__TO DO__
Which lines of the records contain "villor"? Collect every one of them.

___

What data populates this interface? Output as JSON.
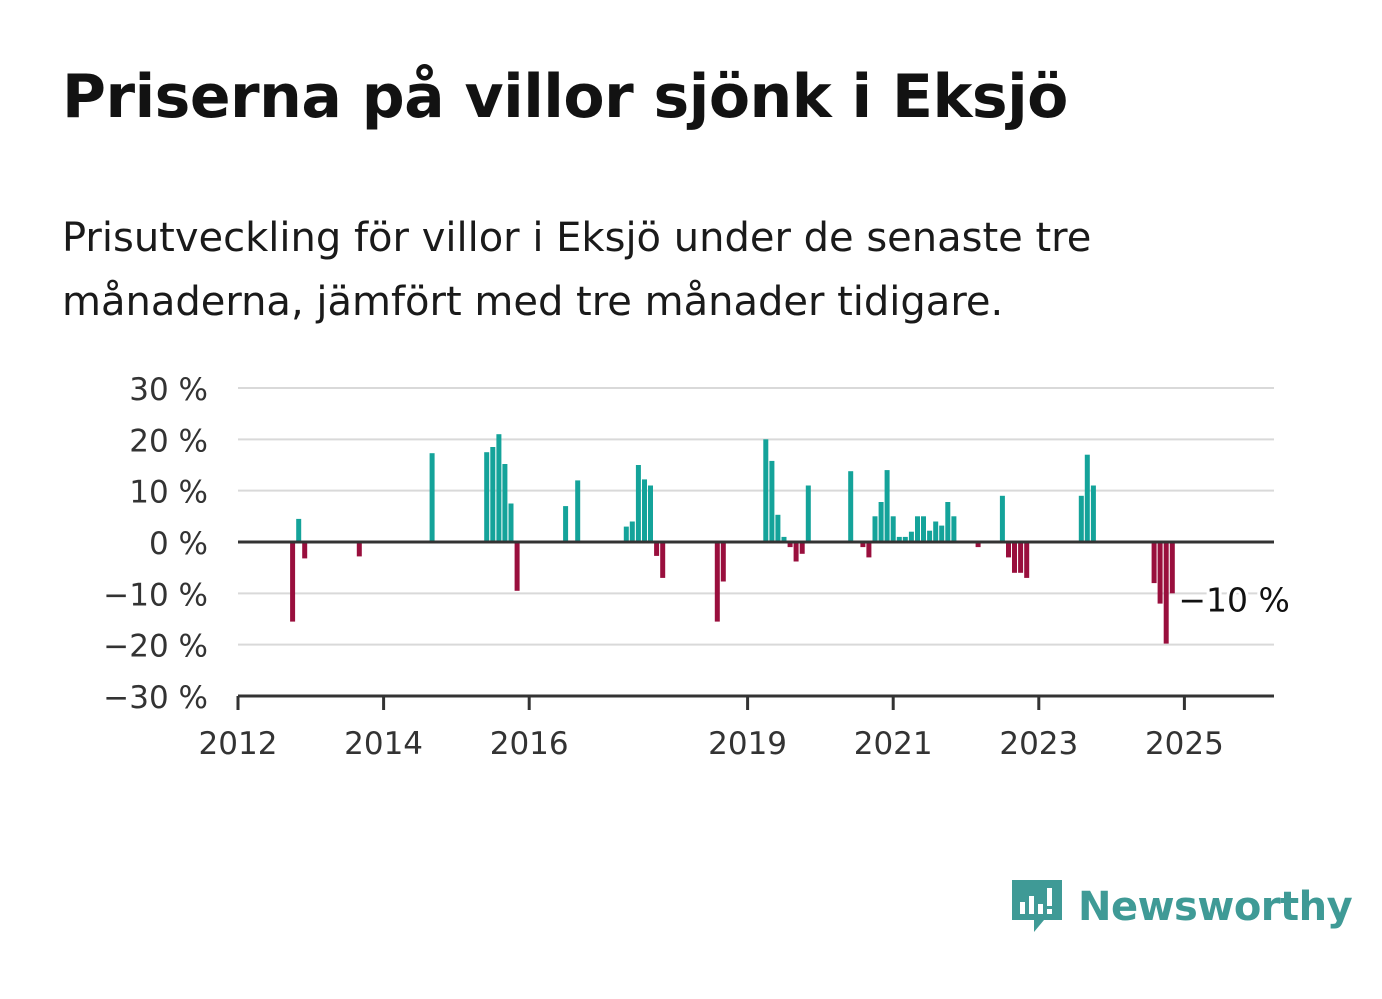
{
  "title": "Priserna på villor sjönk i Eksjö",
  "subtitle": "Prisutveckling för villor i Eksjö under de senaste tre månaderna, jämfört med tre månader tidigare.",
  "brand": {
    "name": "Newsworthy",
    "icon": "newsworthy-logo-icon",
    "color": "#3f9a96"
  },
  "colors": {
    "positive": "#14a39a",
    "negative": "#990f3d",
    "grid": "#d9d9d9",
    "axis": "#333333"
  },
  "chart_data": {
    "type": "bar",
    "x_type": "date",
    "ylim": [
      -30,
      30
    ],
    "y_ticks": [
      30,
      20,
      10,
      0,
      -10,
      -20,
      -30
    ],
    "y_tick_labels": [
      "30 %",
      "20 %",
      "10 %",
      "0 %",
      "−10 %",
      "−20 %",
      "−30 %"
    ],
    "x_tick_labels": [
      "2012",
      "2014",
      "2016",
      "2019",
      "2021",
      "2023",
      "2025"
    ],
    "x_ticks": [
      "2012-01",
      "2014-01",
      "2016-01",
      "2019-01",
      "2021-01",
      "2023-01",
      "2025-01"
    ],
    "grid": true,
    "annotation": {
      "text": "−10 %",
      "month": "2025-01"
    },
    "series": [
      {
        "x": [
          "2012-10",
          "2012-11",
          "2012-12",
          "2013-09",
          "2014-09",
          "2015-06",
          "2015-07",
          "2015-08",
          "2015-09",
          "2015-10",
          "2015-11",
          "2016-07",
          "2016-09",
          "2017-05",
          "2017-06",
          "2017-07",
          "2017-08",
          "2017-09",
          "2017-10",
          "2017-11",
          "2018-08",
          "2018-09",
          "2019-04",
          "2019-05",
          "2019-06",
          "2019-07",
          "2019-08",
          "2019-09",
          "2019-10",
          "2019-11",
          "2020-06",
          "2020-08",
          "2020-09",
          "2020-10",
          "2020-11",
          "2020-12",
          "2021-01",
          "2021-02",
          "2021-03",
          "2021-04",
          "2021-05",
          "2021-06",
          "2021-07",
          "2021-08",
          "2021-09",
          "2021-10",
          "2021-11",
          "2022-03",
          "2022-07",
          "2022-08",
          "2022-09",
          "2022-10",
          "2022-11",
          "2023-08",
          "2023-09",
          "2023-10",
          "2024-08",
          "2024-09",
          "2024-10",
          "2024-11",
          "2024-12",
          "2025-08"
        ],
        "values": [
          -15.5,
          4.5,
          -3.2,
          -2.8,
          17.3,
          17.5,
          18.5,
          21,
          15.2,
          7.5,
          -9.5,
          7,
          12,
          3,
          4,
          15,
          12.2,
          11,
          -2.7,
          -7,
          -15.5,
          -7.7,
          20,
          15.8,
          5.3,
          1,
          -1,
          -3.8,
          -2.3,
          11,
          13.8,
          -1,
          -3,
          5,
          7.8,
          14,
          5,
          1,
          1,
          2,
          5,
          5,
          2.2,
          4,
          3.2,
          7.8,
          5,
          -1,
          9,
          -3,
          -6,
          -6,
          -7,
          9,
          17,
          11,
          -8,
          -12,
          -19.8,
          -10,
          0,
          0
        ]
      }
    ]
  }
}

___

__THE RESULT__
  "title": "Priserna på villor sjönk i Eksjö",
  "subtitle": "Prisutveckling för villor i Eksjö under de senaste tre månaderna, jämfört med tre månader tidigare.",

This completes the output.